[Cosa fare]
a) Cita dall'articolo sulla Festa del lavoro ad Asti il passo tra "Lotta contro la" e "anche ad Asti.", estremi compresi.
b) Trasforma in un elenco puntato il paragrafo dell'articolo sulla Festa del lavoro ad Asti che comincia con "Il tradizionale corteo", mantenendo le informazioni principali.

Lotta contro la precarietà e interventi concreti per una maggiore sicurezza sul lavoro. Sono stati questi i concetti chiave della Festa del lavoro, celebrata stamattina (giovedì) anche ad Asti.
Il tradizionale corteo – promosso da Cgil, Cisl e Uil e preceduto dalla banda cittadina G. Cotti, che ha proposto diversi brani, dall’Inno d’Italia a “Bella Ciao” – ha percorso alcune vie del centro per arrivare in piazza Statuto, dove sono saliti sul palco, tra gli altri, Stefano Calella, segretario generale aggiunto Cisl Asti-Cuneo, Luca Quagliotti, segretario generale provinciale Cgil, Pierluigi Guerrini, dirigente Uil, il sindaco e presidente della Provincia Maurizio Rasero, il vice sindaco Stefania Morra e l’assessore comunale Riccardo Origlia.
Le parole di Stefano Calella
“Nel 2024 – ha incalzato dal palco Stefano Calella – abbiamo avuto ancora tanti, troppi morti sul lavoro. Sono stati più di mille, cui si aggiungono 500mila infortuni denunciati e un numero non calcolabile di casi sommersi. Un triste primato italiano, una situazione indegna per un Paese civile e industrializzato”.

[Materiale]
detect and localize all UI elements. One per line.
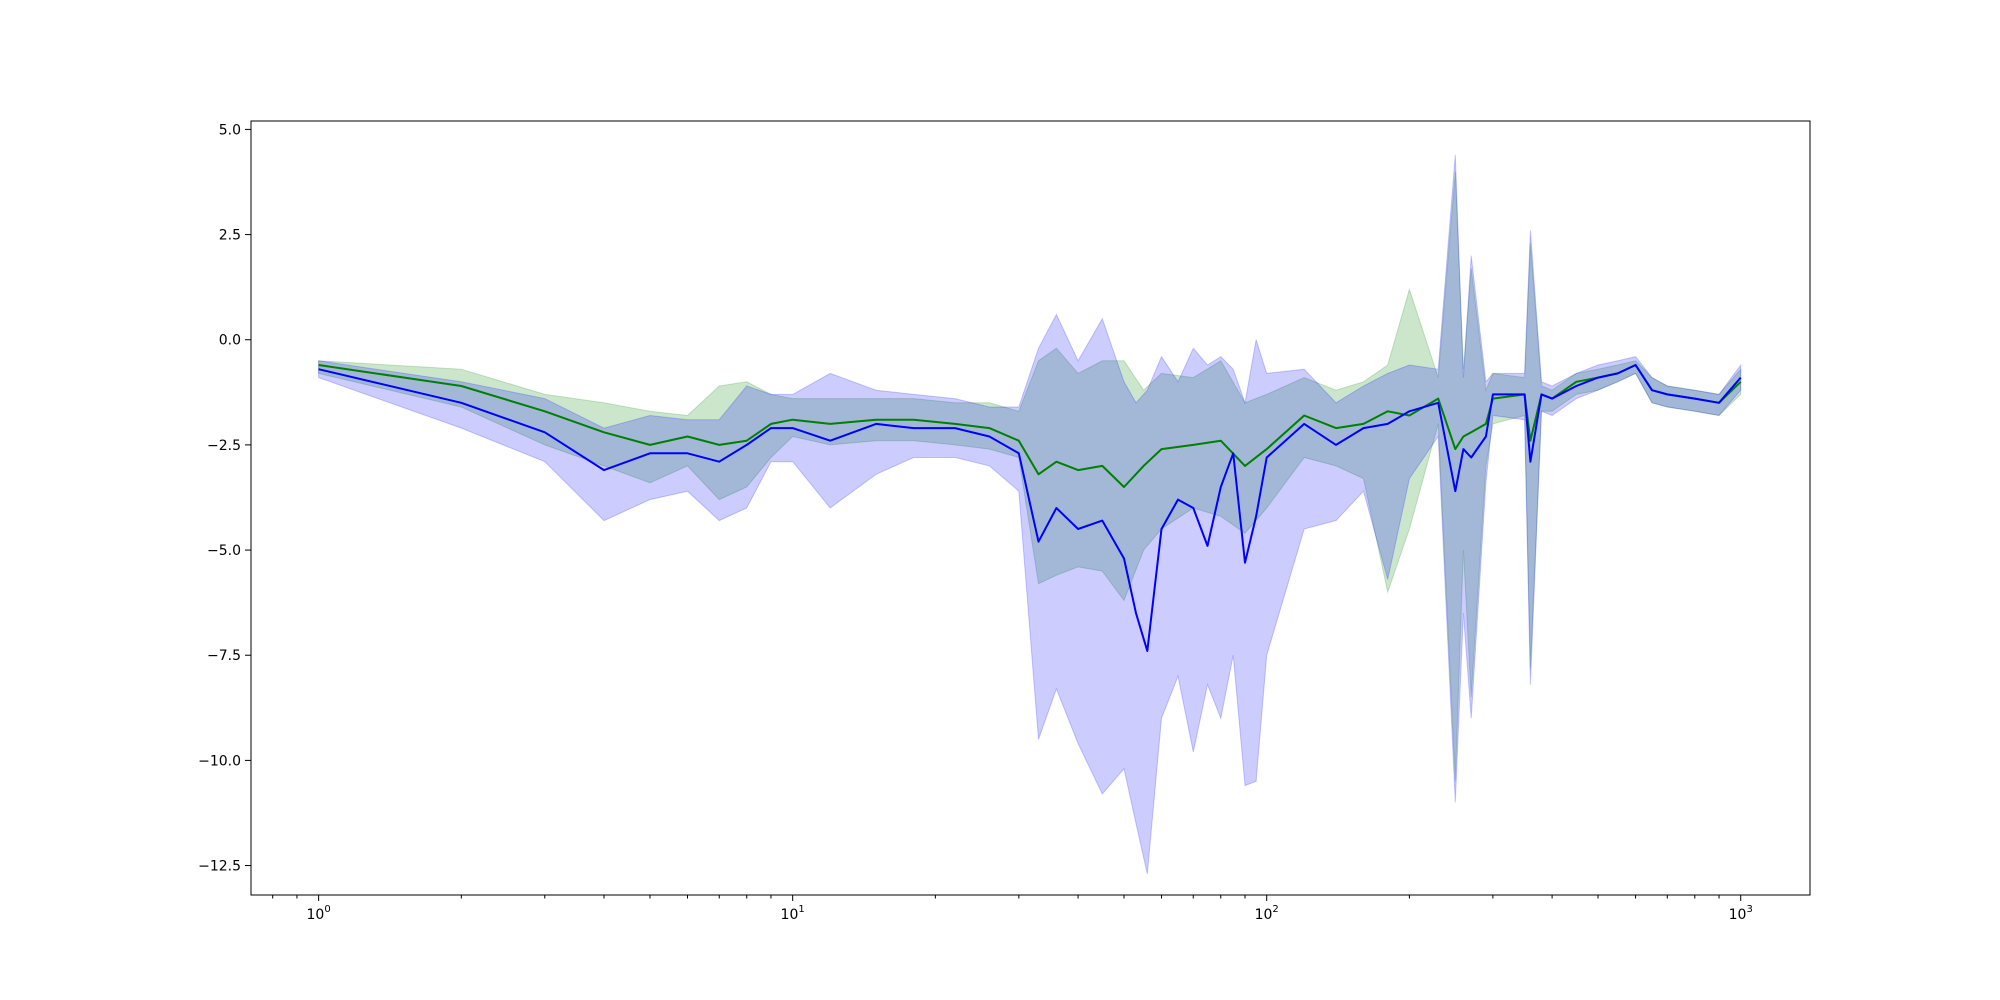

[Risultati per compito]
a)
Lotta contro la precarietà e interventi concreti per una maggiore sicurezza sul lavoro. Sono stati questi i concetti chiave della Festa del lavoro, celebrata stamattina (giovedì) anche ad Asti.

b)
- Il corteo è stato promosso da Cgil, Cisl e Uil.
- In testa c'era la banda cittadina G. Cotti, che ha suonato diversi brani, dall'Inno d'Italia a "Bella Ciao".
- Il corteo ha attraversato alcune vie del centro fino a piazza Statuto.
- Sul palco sono saliti, tra gli altri:
  - Stefano Calella, segretario generale aggiunto Cisl Asti-Cuneo
  - Luca Quagliotti, segretario generale provinciale Cgil
  - Pierluigi Guerrini, dirigente Uil
  - Maurizio Rasero, sindaco e presidente della Provincia
  - Stefania Morra, vice sindaco
  - Riccardo Origlia, assessore comunale